TRACE final conference in Vienna: achievements and challenges in the AI, law enforcement, and anti-money laundering fields

The TRACE final conference marks the end of a three-year research project, dedicated to creating an AI tool to support law enforcement and financial intelligence units engaged in the fight against money laundering. Partners and guest speakers from across the worlds of research, policing, policy and security gathered in Vienna for two days of debate on the opportunities of technology and international cooperation for seizing illegal assets and prosecuting offenders. The diversity of guests and perspectives gathered for the event was striking, and their input was invaluable.  

The first keynote came courtesy of Anthony Cook, from the USA’s Internal Revenue Service Criminal Investigation division and Andrew Lonas from the US Embassy in London. They stated that all complex financial crime is international nowadays, thus formal and informal cooperation across borders is imperative. As experienced ‘tax police’, Anthony and Andrew discussed definitions of tax havens that involve jurisdictional vulnerabilities such as weak enforcement, inadequate laws, or weak mechanisms for asset recovery; dimensions which contribute to the prospect of a territory qualifying as a tax haven. Resources are limited, and organisations like the IRS are seeking to leverage public awareness as well as technology to try and boost asset recovery. An escalation in seizures even from 1% to 2% of these illicit funds would be revolutionary, amidst challenges such as the increased centrality of cryptocurrencies. Citing the first batch of TRACE policy briefs, Anthony noted that the IRS has made significant steps with international partnerships and the use of new technologies (including AI and Blockchain tools) to evaluate evidence and assess suspicious transaction reports and geographic risk. A new wave of IRS funding from the American Inflation Reduction Act, which was revised to allot some 58 billion additional dollars, is set to enable new advances in the next few years. Anthony and Andrew pointed out that only the IRS proved capable of catching infamous gangster Al Capone, while (tongue-in-cheek) acknowledging his negligence in limiting his financial operations to one jurisdiction.
----
● BRIEF A
Copy out everything in the TRACE conference report from "The TRACE final" down to "input was invaluable.".
● BRIEF B
Decide whether each statement agrees with the TRACE conference report, answering yes or no and quoting the words that decide it. (i) The TRACE research project ran for three years. (ii) The gathering in Vienna lasted a single day. (iii) The first keynote speakers held that complex financial crime can be handled within one country without cross-border cooperation.

● STORED DATA
----
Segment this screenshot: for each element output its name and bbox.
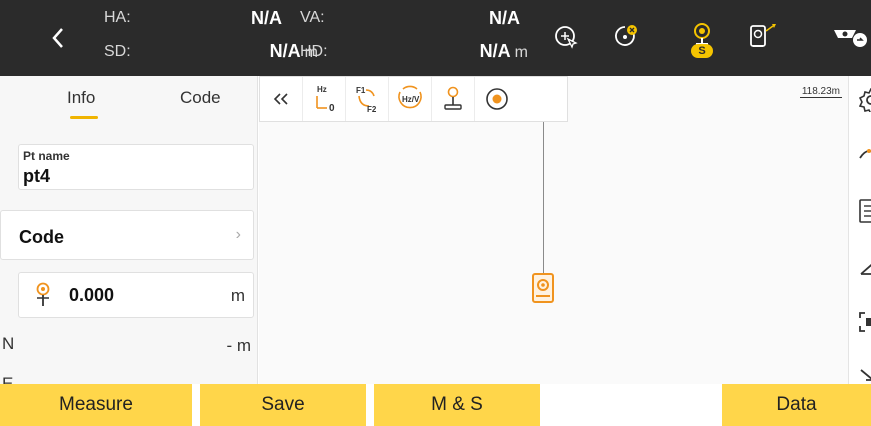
----
● CORRECT RESULT A
The TRACE final conference marks the end of a three-year research project, dedicated to creating an AI tool to support law enforcement and financial intelligence units engaged in the fight against money laundering. Partners and guest speakers from across the worlds of research, policing, policy and security gathered in Vienna for two days of debate on the opportunities of technology and international cooperation for seizing illegal assets and prosecuting offenders. The diversity of guests and perspectives gathered for the event was striking, and their input was invaluable.

● CORRECT RESULT B
(i) Yes: "marks the end of a three-year research project"
(ii) No: "gathered in Vienna for two days of debate"
(iii) No: "all complex financial crime is international nowadays, thus formal and informal cooperation across borders is imperative"